Go through the records and copy each line where the word "document" occurs.

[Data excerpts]
>> Begin

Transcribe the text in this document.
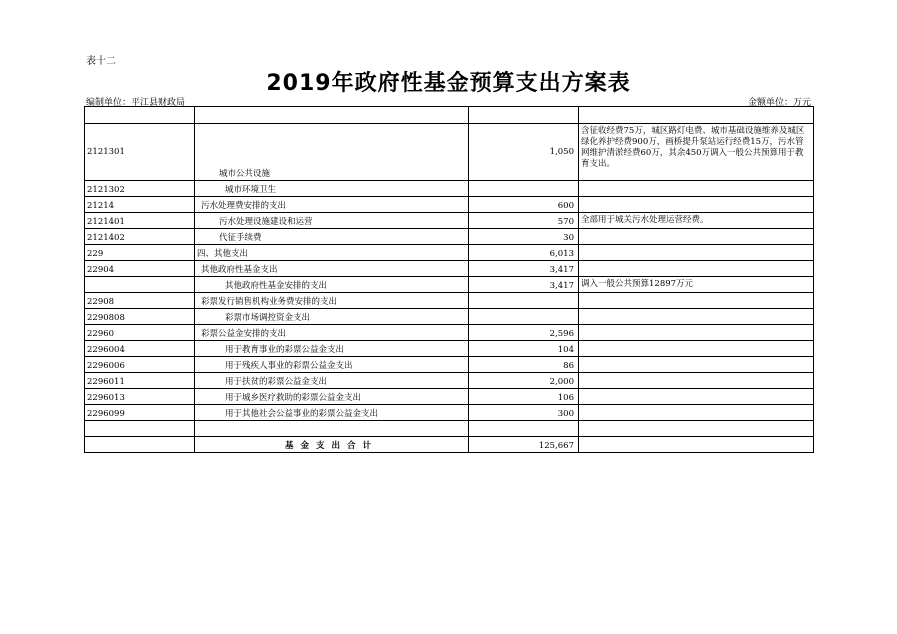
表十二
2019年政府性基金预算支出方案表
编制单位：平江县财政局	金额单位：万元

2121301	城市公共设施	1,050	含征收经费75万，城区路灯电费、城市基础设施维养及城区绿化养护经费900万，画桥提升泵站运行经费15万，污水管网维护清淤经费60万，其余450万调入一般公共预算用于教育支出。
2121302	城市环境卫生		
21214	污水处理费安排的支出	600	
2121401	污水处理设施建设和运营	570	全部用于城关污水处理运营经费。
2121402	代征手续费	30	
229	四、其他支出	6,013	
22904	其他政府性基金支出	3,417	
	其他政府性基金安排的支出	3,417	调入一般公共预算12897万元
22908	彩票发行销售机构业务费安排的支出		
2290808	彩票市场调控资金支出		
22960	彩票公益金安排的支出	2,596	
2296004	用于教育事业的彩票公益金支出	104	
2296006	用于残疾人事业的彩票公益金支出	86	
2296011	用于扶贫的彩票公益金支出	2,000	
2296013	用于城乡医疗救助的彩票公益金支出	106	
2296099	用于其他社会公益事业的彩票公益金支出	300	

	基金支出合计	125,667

>> End
>> Begin

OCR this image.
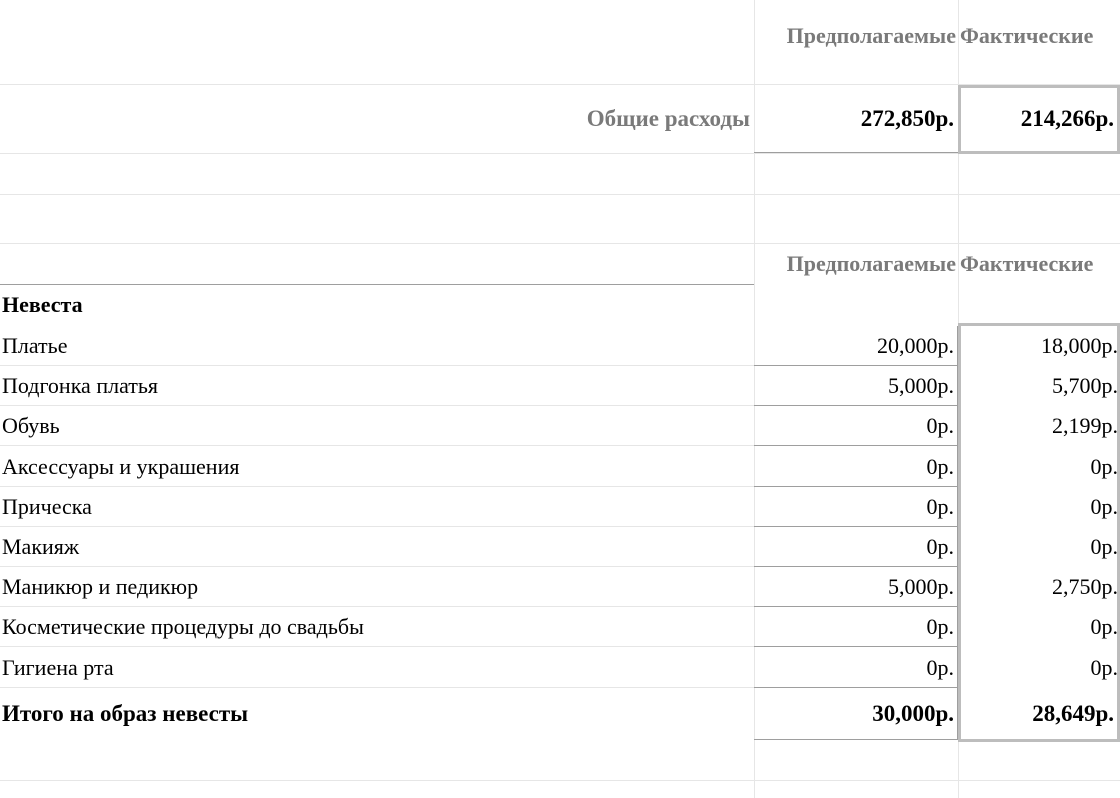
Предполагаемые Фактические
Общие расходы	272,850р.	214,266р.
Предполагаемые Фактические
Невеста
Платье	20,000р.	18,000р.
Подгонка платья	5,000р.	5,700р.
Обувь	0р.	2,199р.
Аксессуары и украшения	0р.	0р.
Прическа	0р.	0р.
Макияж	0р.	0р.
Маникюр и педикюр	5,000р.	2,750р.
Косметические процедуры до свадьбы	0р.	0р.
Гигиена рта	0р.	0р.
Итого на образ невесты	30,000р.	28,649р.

>> End
>> Begin

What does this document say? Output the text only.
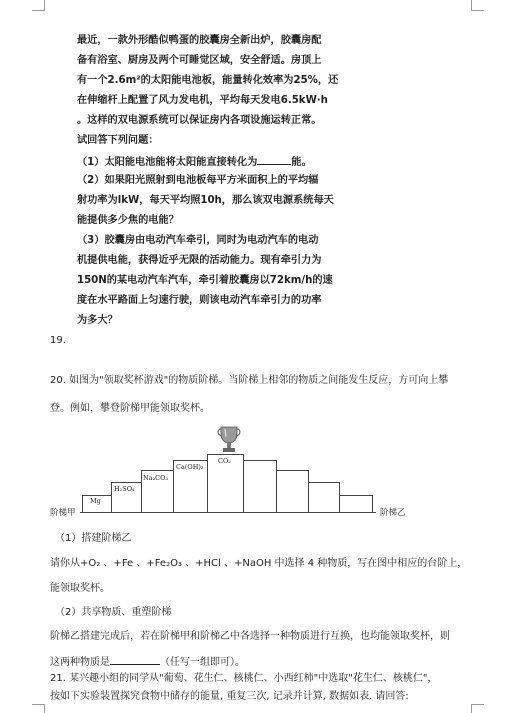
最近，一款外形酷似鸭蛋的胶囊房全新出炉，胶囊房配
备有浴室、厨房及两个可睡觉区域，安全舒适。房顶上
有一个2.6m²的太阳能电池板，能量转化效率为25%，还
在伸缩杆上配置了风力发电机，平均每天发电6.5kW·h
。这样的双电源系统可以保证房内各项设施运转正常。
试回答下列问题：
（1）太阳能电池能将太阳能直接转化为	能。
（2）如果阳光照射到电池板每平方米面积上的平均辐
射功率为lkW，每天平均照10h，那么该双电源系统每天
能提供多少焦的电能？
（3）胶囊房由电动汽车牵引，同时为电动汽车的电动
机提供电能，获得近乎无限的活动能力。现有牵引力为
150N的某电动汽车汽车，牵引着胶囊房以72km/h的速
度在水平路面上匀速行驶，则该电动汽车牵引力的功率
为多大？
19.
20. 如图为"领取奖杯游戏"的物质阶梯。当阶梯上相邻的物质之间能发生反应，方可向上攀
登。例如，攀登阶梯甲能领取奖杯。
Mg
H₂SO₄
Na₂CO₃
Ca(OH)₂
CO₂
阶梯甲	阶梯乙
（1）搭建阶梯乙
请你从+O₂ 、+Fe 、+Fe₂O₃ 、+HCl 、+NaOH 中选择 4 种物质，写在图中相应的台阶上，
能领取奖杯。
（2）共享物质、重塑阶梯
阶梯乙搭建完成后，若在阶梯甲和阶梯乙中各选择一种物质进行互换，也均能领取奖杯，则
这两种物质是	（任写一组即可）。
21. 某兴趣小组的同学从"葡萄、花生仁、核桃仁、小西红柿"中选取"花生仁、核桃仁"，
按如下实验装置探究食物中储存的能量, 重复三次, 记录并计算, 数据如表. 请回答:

>> End

• _IN RESPONSE_:
Transcribe the text in this document.
What does this document say? Output the text only.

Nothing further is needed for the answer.